BEGIN DATA LISTING
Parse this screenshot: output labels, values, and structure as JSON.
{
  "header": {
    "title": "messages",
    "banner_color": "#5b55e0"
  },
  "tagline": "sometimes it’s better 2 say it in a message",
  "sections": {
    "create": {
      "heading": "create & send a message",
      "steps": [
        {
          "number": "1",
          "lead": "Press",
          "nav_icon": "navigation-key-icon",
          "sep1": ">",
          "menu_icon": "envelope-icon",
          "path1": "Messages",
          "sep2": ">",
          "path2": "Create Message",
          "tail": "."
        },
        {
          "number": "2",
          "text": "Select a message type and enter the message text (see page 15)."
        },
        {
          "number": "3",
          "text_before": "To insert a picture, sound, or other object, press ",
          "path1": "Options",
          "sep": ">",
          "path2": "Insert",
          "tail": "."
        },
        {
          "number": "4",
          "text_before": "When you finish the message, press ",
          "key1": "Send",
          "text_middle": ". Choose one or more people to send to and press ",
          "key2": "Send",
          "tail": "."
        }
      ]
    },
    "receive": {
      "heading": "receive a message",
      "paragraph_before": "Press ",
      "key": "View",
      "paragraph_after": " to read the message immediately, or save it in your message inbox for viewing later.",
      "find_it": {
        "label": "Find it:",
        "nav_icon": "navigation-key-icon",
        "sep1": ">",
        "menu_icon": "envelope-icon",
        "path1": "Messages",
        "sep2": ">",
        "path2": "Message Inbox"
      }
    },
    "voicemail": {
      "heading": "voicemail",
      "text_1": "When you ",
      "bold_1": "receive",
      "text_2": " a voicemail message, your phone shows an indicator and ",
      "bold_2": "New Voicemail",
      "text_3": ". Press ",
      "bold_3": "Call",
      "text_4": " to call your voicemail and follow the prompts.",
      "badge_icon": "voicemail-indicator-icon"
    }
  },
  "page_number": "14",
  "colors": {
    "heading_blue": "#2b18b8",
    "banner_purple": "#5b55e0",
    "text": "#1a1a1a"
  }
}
END DATA LISTING
• **STATED TASK**:
Your task is to quote all of the data word for word.

• **OUTPUT FOR THIS TASK**:
Parse this screenshot: output labels, values, and structure as JSON.
{
  "header": {
    "title": "messages",
    "banner_color": "#5b55e0"
  },
  "tagline": "sometimes it’s better 2 say it in a message",
  "sections": {
    "create": {
      "heading": "create & send a message",
      "steps": [
        {
          "number": "1",
          "lead": "Press",
          "nav_icon": "navigation-key-icon",
          "sep1": ">",
          "menu_icon": "envelope-icon",
          "path1": "Messages",
          "sep2": ">",
          "path2": "Create Message",
          "tail": "."
        },
        {
          "number": "2",
          "text": "Select a message type and enter the message text (see page 15)."
        },
        {
          "number": "3",
          "text_before": "To insert a picture, sound, or other object, press ",
          "path1": "Options",
          "sep": ">",
          "path2": "Insert",
          "tail": "."
        },
        {
          "number": "4",
          "text_before": "When you finish the message, press ",
          "key1": "Send",
          "text_middle": ". Choose one or more people to send to and press ",
          "key2": "Send",
          "tail": "."
        }
      ]
    },
    "receive": {
      "heading": "receive a message",
      "paragraph_before": "Press ",
      "key": "View",
      "paragraph_after": " to read the message immediately, or save it in your message inbox for viewing later.",
      "find_it": {
        "label": "Find it:",
        "nav_icon": "navigation-key-icon",
        "sep1": ">",
        "menu_icon": "envelope-icon",
        "path1": "Messages",
        "sep2": ">",
        "path2": "Message Inbox"
      }
    },
    "voicemail": {
      "heading": "voicemail",
      "text_1": "When you ",
      "bold_1": "receive",
      "text_2": " a voicemail message, your phone shows an indicator and ",
      "bold_2": "New Voicemail",
      "text_3": ". Press ",
      "bold_3": "Call",
      "text_4": " to call your voicemail and follow the prompts.",
      "badge_icon": "voicemail-indicator-icon"
    }
  },
  "page_number": "14",
  "colors": {
    "heading_blue": "#2b18b8",
    "banner_purple": "#5b55e0",
    "text": "#1a1a1a"
  }
}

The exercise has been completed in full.